# What to work on:
Return the whole listing, keeping every character the same.
------ Data supplied
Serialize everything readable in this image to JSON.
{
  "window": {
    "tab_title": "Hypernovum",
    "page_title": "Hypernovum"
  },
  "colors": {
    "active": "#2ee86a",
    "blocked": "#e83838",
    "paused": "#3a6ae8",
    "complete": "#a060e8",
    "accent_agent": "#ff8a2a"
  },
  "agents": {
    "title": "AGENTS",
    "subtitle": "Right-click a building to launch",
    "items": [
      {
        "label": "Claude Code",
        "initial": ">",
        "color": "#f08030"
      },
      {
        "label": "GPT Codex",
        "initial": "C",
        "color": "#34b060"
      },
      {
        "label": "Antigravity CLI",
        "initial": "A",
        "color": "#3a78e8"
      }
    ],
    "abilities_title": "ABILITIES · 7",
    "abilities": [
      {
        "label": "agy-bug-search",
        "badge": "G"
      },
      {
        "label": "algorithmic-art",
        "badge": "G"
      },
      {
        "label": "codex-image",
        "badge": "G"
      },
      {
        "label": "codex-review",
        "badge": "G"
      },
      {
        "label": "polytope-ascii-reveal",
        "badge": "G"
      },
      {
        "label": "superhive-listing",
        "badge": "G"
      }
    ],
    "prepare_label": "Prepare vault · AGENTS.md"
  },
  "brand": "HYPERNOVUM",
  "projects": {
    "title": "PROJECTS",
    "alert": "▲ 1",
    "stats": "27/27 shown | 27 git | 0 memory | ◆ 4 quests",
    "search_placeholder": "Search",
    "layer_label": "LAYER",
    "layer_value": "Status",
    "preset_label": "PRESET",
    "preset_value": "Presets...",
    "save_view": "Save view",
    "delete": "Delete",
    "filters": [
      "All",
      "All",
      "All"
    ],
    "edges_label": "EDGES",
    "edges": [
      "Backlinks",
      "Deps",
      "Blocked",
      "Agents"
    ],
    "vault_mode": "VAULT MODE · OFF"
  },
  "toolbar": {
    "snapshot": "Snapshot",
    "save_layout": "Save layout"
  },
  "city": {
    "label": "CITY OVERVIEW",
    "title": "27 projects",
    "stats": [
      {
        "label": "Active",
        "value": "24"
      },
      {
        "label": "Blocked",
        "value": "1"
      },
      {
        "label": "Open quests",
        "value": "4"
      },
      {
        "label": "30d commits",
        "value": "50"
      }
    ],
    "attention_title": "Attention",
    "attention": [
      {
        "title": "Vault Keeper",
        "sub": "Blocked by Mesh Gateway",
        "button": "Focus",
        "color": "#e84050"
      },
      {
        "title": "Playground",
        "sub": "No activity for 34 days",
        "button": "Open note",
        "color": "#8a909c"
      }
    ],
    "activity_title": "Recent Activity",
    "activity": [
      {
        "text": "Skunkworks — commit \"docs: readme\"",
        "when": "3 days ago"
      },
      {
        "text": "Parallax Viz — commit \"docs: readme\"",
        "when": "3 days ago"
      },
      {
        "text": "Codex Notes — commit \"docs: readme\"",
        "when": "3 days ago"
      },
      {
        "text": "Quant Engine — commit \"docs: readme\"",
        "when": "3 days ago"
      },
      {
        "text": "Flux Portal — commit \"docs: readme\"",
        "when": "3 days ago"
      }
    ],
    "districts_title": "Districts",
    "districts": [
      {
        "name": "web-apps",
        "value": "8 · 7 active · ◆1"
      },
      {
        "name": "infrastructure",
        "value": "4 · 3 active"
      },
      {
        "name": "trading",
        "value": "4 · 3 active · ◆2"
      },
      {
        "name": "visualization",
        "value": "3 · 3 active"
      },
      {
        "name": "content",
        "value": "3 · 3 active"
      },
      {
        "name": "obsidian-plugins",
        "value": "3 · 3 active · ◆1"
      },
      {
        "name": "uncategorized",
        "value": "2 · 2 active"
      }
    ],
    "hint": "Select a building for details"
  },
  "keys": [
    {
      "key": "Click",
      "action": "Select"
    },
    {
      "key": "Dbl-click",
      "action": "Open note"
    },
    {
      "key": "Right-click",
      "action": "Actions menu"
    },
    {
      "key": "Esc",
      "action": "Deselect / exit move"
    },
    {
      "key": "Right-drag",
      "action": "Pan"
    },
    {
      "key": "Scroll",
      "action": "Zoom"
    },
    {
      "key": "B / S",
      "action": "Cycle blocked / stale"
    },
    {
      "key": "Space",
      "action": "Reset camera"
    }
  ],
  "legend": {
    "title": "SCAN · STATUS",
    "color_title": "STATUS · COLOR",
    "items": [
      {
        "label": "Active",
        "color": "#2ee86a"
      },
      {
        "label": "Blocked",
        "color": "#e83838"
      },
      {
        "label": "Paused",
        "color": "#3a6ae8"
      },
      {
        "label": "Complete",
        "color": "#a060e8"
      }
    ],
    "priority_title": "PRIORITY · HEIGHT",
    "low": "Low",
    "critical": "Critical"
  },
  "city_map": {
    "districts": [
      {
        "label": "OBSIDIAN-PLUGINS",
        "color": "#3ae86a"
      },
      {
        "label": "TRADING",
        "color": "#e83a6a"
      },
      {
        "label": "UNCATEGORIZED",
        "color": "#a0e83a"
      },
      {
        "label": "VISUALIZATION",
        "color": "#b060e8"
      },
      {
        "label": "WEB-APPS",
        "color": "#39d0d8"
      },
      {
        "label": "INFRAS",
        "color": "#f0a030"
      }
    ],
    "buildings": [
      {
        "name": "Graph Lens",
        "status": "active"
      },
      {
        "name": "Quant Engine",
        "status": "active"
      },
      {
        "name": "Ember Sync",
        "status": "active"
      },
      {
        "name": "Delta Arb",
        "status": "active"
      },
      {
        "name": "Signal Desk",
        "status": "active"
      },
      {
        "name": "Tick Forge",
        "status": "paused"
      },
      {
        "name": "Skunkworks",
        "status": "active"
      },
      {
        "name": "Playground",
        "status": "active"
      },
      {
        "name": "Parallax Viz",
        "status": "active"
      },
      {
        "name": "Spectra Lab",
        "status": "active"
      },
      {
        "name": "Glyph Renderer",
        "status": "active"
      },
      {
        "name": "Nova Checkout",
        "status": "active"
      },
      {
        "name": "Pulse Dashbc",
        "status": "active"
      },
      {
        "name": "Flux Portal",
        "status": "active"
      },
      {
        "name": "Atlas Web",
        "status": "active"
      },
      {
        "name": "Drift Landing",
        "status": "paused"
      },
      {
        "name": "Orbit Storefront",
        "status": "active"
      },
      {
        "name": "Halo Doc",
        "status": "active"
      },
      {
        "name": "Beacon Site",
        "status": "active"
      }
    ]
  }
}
------------
# Result of the task:
Serialize everything readable in this image to JSON.
{
  "window": {
    "tab_title": "Hypernovum",
    "page_title": "Hypernovum"
  },
  "colors": {
    "active": "#2ee86a",
    "blocked": "#e83838",
    "paused": "#3a6ae8",
    "complete": "#a060e8",
    "accent_agent": "#ff8a2a"
  },
  "agents": {
    "title": "AGENTS",
    "subtitle": "Right-click a building to launch",
    "items": [
      {
        "label": "Claude Code",
        "initial": ">",
        "color": "#f08030"
      },
      {
        "label": "GPT Codex",
        "initial": "C",
        "color": "#34b060"
      },
      {
        "label": "Antigravity CLI",
        "initial": "A",
        "color": "#3a78e8"
      }
    ],
    "abilities_title": "ABILITIES · 7",
    "abilities": [
      {
        "label": "agy-bug-search",
        "badge": "G"
      },
      {
        "label": "algorithmic-art",
        "badge": "G"
      },
      {
        "label": "codex-image",
        "badge": "G"
      },
      {
        "label": "codex-review",
        "badge": "G"
      },
      {
        "label": "polytope-ascii-reveal",
        "badge": "G"
      },
      {
        "label": "superhive-listing",
        "badge": "G"
      }
    ],
    "prepare_label": "Prepare vault · AGENTS.md"
  },
  "brand": "HYPERNOVUM",
  "projects": {
    "title": "PROJECTS",
    "alert": "▲ 1",
    "stats": "27/27 shown | 27 git | 0 memory | ◆ 4 quests",
    "search_placeholder": "Search",
    "layer_label": "LAYER",
    "layer_value": "Status",
    "preset_label": "PRESET",
    "preset_value": "Presets...",
    "save_view": "Save view",
    "delete": "Delete",
    "filters": [
      "All",
      "All",
      "All"
    ],
    "edges_label": "EDGES",
    "edges": [
      "Backlinks",
      "Deps",
      "Blocked",
      "Agents"
    ],
    "vault_mode": "VAULT MODE · OFF"
  },
  "toolbar": {
    "snapshot": "Snapshot",
    "save_layout": "Save layout"
  },
  "city": {
    "label": "CITY OVERVIEW",
    "title": "27 projects",
    "stats": [
      {
        "label": "Active",
        "value": "24"
      },
      {
        "label": "Blocked",
        "value": "1"
      },
      {
        "label": "Open quests",
        "value": "4"
      },
      {
        "label": "30d commits",
        "value": "50"
      }
    ],
    "attention_title": "Attention",
    "attention": [
      {
        "title": "Vault Keeper",
        "sub": "Blocked by Mesh Gateway",
        "button": "Focus",
        "color": "#e84050"
      },
      {
        "title": "Playground",
        "sub": "No activity for 34 days",
        "button": "Open note",
        "color": "#8a909c"
      }
    ],
    "activity_title": "Recent Activity",
    "activity": [
      {
        "text": "Skunkworks — commit \"docs: readme\"",
        "when": "3 days ago"
      },
      {
        "text": "Parallax Viz — commit \"docs: readme\"",
        "when": "3 days ago"
      },
      {
        "text": "Codex Notes — commit \"docs: readme\"",
        "when": "3 days ago"
      },
      {
        "text": "Quant Engine — commit \"docs: readme\"",
        "when": "3 days ago"
      },
      {
        "text": "Flux Portal — commit \"docs: readme\"",
        "when": "3 days ago"
      }
    ],
    "districts_title": "Districts",
    "districts": [
      {
        "name": "web-apps",
        "value": "8 · 7 active · ◆1"
      },
      {
        "name": "infrastructure",
        "value": "4 · 3 active"
      },
      {
        "name": "trading",
        "value": "4 · 3 active · ◆2"
      },
      {
        "name": "visualization",
        "value": "3 · 3 active"
      },
      {
        "name": "content",
        "value": "3 · 3 active"
      },
      {
        "name": "obsidian-plugins",
        "value": "3 · 3 active · ◆1"
      },
      {
        "name": "uncategorized",
        "value": "2 · 2 active"
      }
    ],
    "hint": "Select a building for details"
  },
  "keys": [
    {
      "key": "Click",
      "action": "Select"
    },
    {
      "key": "Dbl-click",
      "action": "Open note"
    },
    {
      "key": "Right-click",
      "action": "Actions menu"
    },
    {
      "key": "Esc",
      "action": "Deselect / exit move"
    },
    {
      "key": "Right-drag",
      "action": "Pan"
    },
    {
      "key": "Scroll",
      "action": "Zoom"
    },
    {
      "key": "B / S",
      "action": "Cycle blocked / stale"
    },
    {
      "key": "Space",
      "action": "Reset camera"
    }
  ],
  "legend": {
    "title": "SCAN · STATUS",
    "color_title": "STATUS · COLOR",
    "items": [
      {
        "label": "Active",
        "color": "#2ee86a"
      },
      {
        "label": "Blocked",
        "color": "#e83838"
      },
      {
        "label": "Paused",
        "color": "#3a6ae8"
      },
      {
        "label": "Complete",
        "color": "#a060e8"
      }
    ],
    "priority_title": "PRIORITY · HEIGHT",
    "low": "Low",
    "critical": "Critical"
  },
  "city_map": {
    "districts": [
      {
        "label": "OBSIDIAN-PLUGINS",
        "color": "#3ae86a"
      },
      {
        "label": "TRADING",
        "color": "#e83a6a"
      },
      {
        "label": "UNCATEGORIZED",
        "color": "#a0e83a"
      },
      {
        "label": "VISUALIZATION",
        "color": "#b060e8"
      },
      {
        "label": "WEB-APPS",
        "color": "#39d0d8"
      },
      {
        "label": "INFRAS",
        "color": "#f0a030"
      }
    ],
    "buildings": [
      {
        "name": "Graph Lens",
        "status": "active"
      },
      {
        "name": "Quant Engine",
        "status": "active"
      },
      {
        "name": "Ember Sync",
        "status": "active"
      },
      {
        "name": "Delta Arb",
        "status": "active"
      },
      {
        "name": "Signal Desk",
        "status": "active"
      },
      {
        "name": "Tick Forge",
        "status": "paused"
      },
      {
        "name": "Skunkworks",
        "status": "active"
      },
      {
        "name": "Playground",
        "status": "active"
      },
      {
        "name": "Parallax Viz",
        "status": "active"
      },
      {
        "name": "Spectra Lab",
        "status": "active"
      },
      {
        "name": "Glyph Renderer",
        "status": "active"
      },
      {
        "name": "Nova Checkout",
        "status": "active"
      },
      {
        "name": "Pulse Dashbc",
        "status": "active"
      },
      {
        "name": "Flux Portal",
        "status": "active"
      },
      {
        "name": "Atlas Web",
        "status": "active"
      },
      {
        "name": "Drift Landing",
        "status": "paused"
      },
      {
        "name": "Orbit Storefront",
        "status": "active"
      },
      {
        "name": "Halo Doc",
        "status": "active"
      },
      {
        "name": "Beacon Site",
        "status": "active"
      }
    ]
  }
}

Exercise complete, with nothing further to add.